▶ Set exercise:
Reproduce the material in full, unchanged.
---+---
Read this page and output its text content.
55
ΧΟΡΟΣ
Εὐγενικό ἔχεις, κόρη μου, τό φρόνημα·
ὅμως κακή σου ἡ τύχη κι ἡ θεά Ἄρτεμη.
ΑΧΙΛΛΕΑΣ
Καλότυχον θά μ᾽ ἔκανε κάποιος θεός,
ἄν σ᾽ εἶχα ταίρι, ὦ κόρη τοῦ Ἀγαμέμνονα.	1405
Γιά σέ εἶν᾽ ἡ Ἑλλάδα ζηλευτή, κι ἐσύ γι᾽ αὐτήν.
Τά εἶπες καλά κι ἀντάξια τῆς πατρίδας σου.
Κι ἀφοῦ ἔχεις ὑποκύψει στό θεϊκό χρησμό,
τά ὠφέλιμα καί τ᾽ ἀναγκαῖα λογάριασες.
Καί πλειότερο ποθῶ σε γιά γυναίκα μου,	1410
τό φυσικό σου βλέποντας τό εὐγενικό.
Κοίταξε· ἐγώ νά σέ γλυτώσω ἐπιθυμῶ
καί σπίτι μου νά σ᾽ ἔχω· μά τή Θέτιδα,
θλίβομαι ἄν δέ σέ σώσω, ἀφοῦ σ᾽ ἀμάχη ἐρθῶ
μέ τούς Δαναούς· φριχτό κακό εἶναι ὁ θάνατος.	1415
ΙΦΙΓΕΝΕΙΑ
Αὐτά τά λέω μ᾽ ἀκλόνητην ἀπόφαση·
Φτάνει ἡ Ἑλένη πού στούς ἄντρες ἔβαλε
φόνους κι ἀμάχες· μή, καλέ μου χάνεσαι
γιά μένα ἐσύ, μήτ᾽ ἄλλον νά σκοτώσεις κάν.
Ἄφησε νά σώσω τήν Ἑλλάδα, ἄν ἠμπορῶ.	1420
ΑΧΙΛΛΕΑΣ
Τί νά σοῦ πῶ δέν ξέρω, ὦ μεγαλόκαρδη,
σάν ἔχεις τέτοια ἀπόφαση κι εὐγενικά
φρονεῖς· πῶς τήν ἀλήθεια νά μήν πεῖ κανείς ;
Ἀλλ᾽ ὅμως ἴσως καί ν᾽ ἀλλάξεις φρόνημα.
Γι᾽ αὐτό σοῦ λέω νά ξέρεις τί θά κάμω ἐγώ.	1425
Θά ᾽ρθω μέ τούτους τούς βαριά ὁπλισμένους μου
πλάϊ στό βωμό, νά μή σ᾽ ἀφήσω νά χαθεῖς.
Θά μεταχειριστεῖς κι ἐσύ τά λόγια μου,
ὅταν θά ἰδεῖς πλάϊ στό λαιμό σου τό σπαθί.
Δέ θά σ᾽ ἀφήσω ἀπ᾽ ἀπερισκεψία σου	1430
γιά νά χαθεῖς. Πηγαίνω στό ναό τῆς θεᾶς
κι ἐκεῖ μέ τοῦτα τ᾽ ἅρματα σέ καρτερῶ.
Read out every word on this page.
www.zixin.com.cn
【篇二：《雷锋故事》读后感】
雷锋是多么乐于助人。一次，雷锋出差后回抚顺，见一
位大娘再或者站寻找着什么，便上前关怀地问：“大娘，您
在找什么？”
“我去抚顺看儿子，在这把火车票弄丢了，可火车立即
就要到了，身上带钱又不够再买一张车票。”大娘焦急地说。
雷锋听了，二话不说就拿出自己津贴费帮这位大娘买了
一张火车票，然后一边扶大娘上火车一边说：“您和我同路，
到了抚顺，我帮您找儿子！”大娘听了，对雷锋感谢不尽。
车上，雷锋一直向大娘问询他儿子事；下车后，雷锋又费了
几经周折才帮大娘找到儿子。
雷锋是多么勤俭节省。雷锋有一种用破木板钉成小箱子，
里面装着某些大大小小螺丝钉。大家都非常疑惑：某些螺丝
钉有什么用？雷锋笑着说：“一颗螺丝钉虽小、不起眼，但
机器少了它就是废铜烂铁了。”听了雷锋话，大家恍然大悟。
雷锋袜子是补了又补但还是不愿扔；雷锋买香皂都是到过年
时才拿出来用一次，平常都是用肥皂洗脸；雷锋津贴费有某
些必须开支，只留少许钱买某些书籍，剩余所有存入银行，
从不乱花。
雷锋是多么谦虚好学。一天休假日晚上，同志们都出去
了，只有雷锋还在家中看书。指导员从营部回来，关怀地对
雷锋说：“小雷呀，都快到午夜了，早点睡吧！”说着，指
---+---
▶ Worked answer:
Read this page and output its text content.
55
ΧΟΡΟΣ
Εὐγενικό ἔχεις, κόρη μου, τό φρόνημα·
ὅμως κακή σου ἡ τύχη κι ἡ θεά Ἄρτεμη.
ΑΧΙΛΛΕΑΣ
Καλότυχον θά μ᾽ ἔκανε κάποιος θεός,
ἄν σ᾽ εἶχα ταίρι, ὦ κόρη τοῦ Ἀγαμέμνονα.	1405
Γιά σέ εἶν᾽ ἡ Ἑλλάδα ζηλευτή, κι ἐσύ γι᾽ αὐτήν.
Τά εἶπες καλά κι ἀντάξια τῆς πατρίδας σου.
Κι ἀφοῦ ἔχεις ὑποκύψει στό θεϊκό χρησμό,
τά ὠφέλιμα καί τ᾽ ἀναγκαῖα λογάριασες.
Καί πλειότερο ποθῶ σε γιά γυναίκα μου,	1410
τό φυσικό σου βλέποντας τό εὐγενικό.
Κοίταξε· ἐγώ νά σέ γλυτώσω ἐπιθυμῶ
καί σπίτι μου νά σ᾽ ἔχω· μά τή Θέτιδα,
θλίβομαι ἄν δέ σέ σώσω, ἀφοῦ σ᾽ ἀμάχη ἐρθῶ
μέ τούς Δαναούς· φριχτό κακό εἶναι ὁ θάνατος.	1415
ΙΦΙΓΕΝΕΙΑ
Αὐτά τά λέω μ᾽ ἀκλόνητην ἀπόφαση·
Φτάνει ἡ Ἑλένη πού στούς ἄντρες ἔβαλε
φόνους κι ἀμάχες· μή, καλέ μου χάνεσαι
γιά μένα ἐσύ, μήτ᾽ ἄλλον νά σκοτώσεις κάν.
Ἄφησε νά σώσω τήν Ἑλλάδα, ἄν ἠμπορῶ.	1420
ΑΧΙΛΛΕΑΣ
Τί νά σοῦ πῶ δέν ξέρω, ὦ μεγαλόκαρδη,
σάν ἔχεις τέτοια ἀπόφαση κι εὐγενικά
φρονεῖς· πῶς τήν ἀλήθεια νά μήν πεῖ κανείς ;
Ἀλλ᾽ ὅμως ἴσως καί ν᾽ ἀλλάξεις φρόνημα.
Γι᾽ αὐτό σοῦ λέω νά ξέρεις τί θά κάμω ἐγώ.	1425
Θά ᾽ρθω μέ τούτους τούς βαριά ὁπλισμένους μου
πλάϊ στό βωμό, νά μή σ᾽ ἀφήσω νά χαθεῖς.
Θά μεταχειριστεῖς κι ἐσύ τά λόγια μου,
ὅταν θά ἰδεῖς πλάϊ στό λαιμό σου τό σπαθί.
Δέ θά σ᾽ ἀφήσω ἀπ᾽ ἀπερισκεψία σου	1430
γιά νά χαθεῖς. Πηγαίνω στό ναό τῆς θεᾶς
κι ἐκεῖ μέ τοῦτα τ᾽ ἅρματα σέ καρτερῶ.
Read out every word on this page.
www.zixin.com.cn
【篇二：《雷锋故事》读后感】
雷锋是多么乐于助人。一次，雷锋出差后回抚顺，见一
位大娘再或者站寻找着什么，便上前关怀地问：“大娘，您
在找什么？”
“我去抚顺看儿子，在这把火车票弄丢了，可火车立即
就要到了，身上带钱又不够再买一张车票。”大娘焦急地说。
雷锋听了，二话不说就拿出自己津贴费帮这位大娘买了
一张火车票，然后一边扶大娘上火车一边说：“您和我同路，
到了抚顺，我帮您找儿子！”大娘听了，对雷锋感谢不尽。
车上，雷锋一直向大娘问询他儿子事；下车后，雷锋又费了
几经周折才帮大娘找到儿子。
雷锋是多么勤俭节省。雷锋有一种用破木板钉成小箱子，
里面装着某些大大小小螺丝钉。大家都非常疑惑：某些螺丝
钉有什么用？雷锋笑着说：“一颗螺丝钉虽小、不起眼，但
机器少了它就是废铜烂铁了。”听了雷锋话，大家恍然大悟。
雷锋袜子是补了又补但还是不愿扔；雷锋买香皂都是到过年
时才拿出来用一次，平常都是用肥皂洗脸；雷锋津贴费有某
些必须开支，只留少许钱买某些书籍，剩余所有存入银行，
从不乱花。
雷锋是多么谦虚好学。一天休假日晚上，同志们都出去
了，只有雷锋还在家中看书。指导员从营部回来，关怀地对
雷锋说：“小雷呀，都快到午夜了，早点睡吧！”说着，指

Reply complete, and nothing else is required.